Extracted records
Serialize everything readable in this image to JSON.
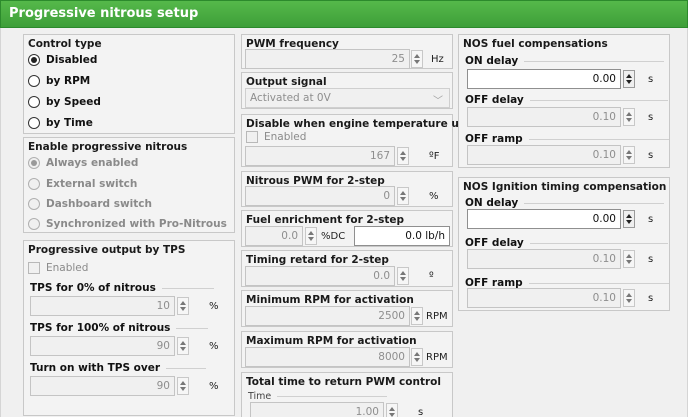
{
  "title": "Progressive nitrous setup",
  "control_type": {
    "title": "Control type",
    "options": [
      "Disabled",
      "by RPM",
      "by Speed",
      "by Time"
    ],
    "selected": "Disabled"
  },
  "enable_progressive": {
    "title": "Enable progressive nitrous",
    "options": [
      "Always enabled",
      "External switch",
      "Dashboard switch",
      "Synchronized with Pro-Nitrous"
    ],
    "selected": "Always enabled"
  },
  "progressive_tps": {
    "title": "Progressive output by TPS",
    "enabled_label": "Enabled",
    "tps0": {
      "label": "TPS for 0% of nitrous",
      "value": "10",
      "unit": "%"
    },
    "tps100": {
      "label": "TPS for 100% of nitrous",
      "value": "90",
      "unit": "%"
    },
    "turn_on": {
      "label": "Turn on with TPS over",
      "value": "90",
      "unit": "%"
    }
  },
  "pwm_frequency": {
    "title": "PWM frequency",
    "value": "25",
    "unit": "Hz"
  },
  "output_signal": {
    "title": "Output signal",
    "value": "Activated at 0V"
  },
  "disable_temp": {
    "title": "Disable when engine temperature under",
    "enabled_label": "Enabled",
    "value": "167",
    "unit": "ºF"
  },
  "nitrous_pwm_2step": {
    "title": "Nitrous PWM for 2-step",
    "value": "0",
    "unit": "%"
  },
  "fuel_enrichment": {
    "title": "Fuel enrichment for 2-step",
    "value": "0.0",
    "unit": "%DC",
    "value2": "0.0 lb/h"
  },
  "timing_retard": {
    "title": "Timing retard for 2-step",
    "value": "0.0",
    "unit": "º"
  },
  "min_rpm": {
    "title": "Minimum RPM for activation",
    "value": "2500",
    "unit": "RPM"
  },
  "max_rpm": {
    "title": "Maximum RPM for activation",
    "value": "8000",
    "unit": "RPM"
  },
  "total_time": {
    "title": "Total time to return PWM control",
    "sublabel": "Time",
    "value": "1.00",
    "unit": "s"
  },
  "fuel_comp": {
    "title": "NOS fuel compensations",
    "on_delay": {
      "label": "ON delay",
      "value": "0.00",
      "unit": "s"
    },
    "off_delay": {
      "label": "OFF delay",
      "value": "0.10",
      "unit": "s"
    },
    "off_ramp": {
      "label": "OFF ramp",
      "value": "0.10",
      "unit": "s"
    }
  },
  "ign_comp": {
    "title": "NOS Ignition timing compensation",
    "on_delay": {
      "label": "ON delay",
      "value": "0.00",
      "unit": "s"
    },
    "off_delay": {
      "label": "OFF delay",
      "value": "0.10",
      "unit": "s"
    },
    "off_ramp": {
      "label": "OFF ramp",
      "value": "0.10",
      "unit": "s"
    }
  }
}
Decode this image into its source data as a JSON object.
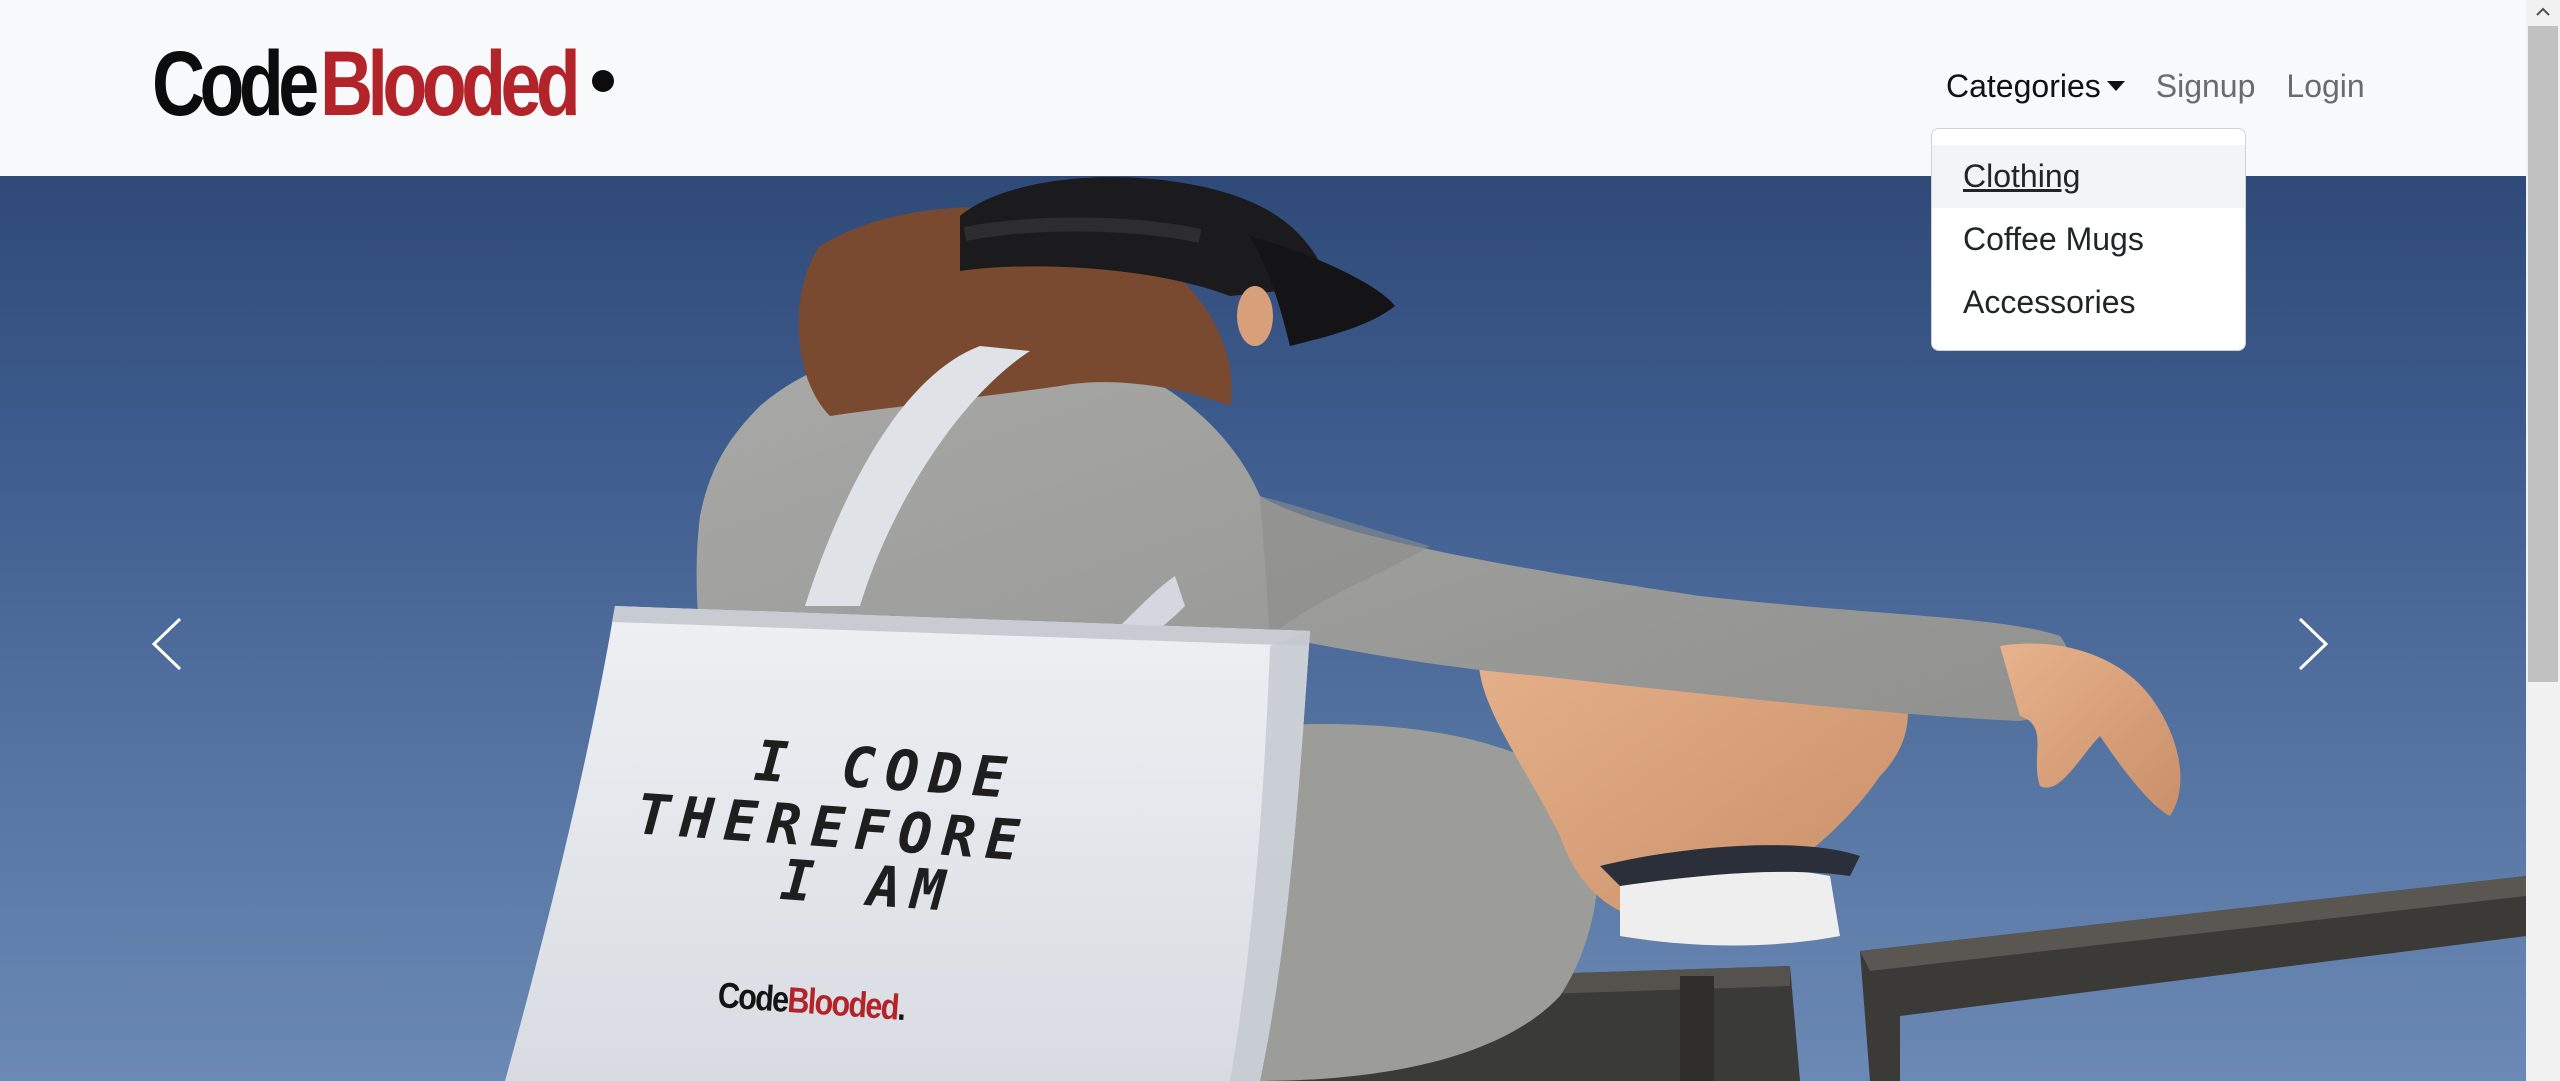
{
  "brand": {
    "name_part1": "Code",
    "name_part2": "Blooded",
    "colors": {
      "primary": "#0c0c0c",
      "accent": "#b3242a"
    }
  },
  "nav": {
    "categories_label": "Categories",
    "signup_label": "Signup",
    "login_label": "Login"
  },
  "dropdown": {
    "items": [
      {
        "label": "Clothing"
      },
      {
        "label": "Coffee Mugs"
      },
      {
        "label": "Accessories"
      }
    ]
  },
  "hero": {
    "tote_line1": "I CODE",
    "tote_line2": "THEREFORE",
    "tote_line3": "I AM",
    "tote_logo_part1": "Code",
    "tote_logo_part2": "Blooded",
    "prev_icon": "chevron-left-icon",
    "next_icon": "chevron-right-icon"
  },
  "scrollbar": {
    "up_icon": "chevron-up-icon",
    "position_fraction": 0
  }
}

Stated exercise:
Reproduce every entry word for word, but skip any pictures.

Answer to this exercise:
Serialize everything readable in this image to JSON.
{
  "title": "Progressive nitrous setup",
  "control_type": {
    "title": "Control type",
    "options": [
      "Disabled",
      "by RPM",
      "by Speed",
      "by Time"
    ],
    "selected": "Disabled"
  },
  "enable_progressive": {
    "title": "Enable progressive nitrous",
    "options": [
      "Always enabled",
      "External switch",
      "Dashboard switch",
      "Synchronized with Pro-Nitrous"
    ],
    "selected": "Always enabled"
  },
  "progressive_tps": {
    "title": "Progressive output by TPS",
    "enabled_label": "Enabled",
    "tps0": {
      "label": "TPS for 0% of nitrous",
      "value": "10",
      "unit": "%"
    },
    "tps100": {
      "label": "TPS for 100% of nitrous",
      "value": "90",
      "unit": "%"
    },
    "turn_on": {
      "label": "Turn on with TPS over",
      "value": "90",
      "unit": "%"
    }
  },
  "pwm_frequency": {
    "title": "PWM frequency",
    "value": "25",
    "unit": "Hz"
  },
  "output_signal": {
    "title": "Output signal",
    "value": "Activated at 0V"
  },
  "disable_temp": {
    "title": "Disable when engine temperature under",
    "enabled_label": "Enabled",
    "value": "167",
    "unit": "ºF"
  },
  "nitrous_pwm_2step": {
    "title": "Nitrous PWM for 2-step",
    "value": "0",
    "unit": "%"
  },
  "fuel_enrichment": {
    "title": "Fuel enrichment for 2-step",
    "value": "0.0",
    "unit": "%DC",
    "value2": "0.0 lb/h"
  },
  "timing_retard": {
    "title": "Timing retard for 2-step",
    "value": "0.0",
    "unit": "º"
  },
  "min_rpm": {
    "title": "Minimum RPM for activation",
    "value": "2500",
    "unit": "RPM"
  },
  "max_rpm": {
    "title": "Maximum RPM for activation",
    "value": "8000",
    "unit": "RPM"
  },
  "total_time": {
    "title": "Total time to return PWM control",
    "sublabel": "Time",
    "value": "1.00",
    "unit": "s"
  },
  "fuel_comp": {
    "title": "NOS fuel compensations",
    "on_delay": {
      "label": "ON delay",
      "value": "0.00",
      "unit": "s"
    },
    "off_delay": {
      "label": "OFF delay",
      "value": "0.10",
      "unit": "s"
    },
    "off_ramp": {
      "label": "OFF ramp",
      "value": "0.10",
      "unit": "s"
    }
  },
  "ign_comp": {
    "title": "NOS Ignition timing compensation",
    "on_delay": {
      "label": "ON delay",
      "value": "0.00",
      "unit": "s"
    },
    "off_delay": {
      "label": "OFF delay",
      "value": "0.10",
      "unit": "s"
    },
    "off_ramp": {
      "label": "OFF ramp",
      "value": "0.10",
      "unit": "s"
    }
  }
}
Decode this image into its source data as a JSON object.
{
  "brand": {
    "name_part1": "Code",
    "name_part2": "Blooded",
    "colors": {
      "primary": "#0c0c0c",
      "accent": "#b3242a"
    }
  },
  "nav": {
    "categories_label": "Categories",
    "signup_label": "Signup",
    "login_label": "Login"
  },
  "dropdown": {
    "items": [
      {
        "label": "Clothing"
      },
      {
        "label": "Coffee Mugs"
      },
      {
        "label": "Accessories"
      }
    ]
  },
  "hero": {
    "tote_line1": "I CODE",
    "tote_line2": "THEREFORE",
    "tote_line3": "I AM",
    "tote_logo_part1": "Code",
    "tote_logo_part2": "Blooded",
    "prev_icon": "chevron-left-icon",
    "next_icon": "chevron-right-icon"
  },
  "scrollbar": {
    "up_icon": "chevron-up-icon",
    "position_fraction": 0
  }
}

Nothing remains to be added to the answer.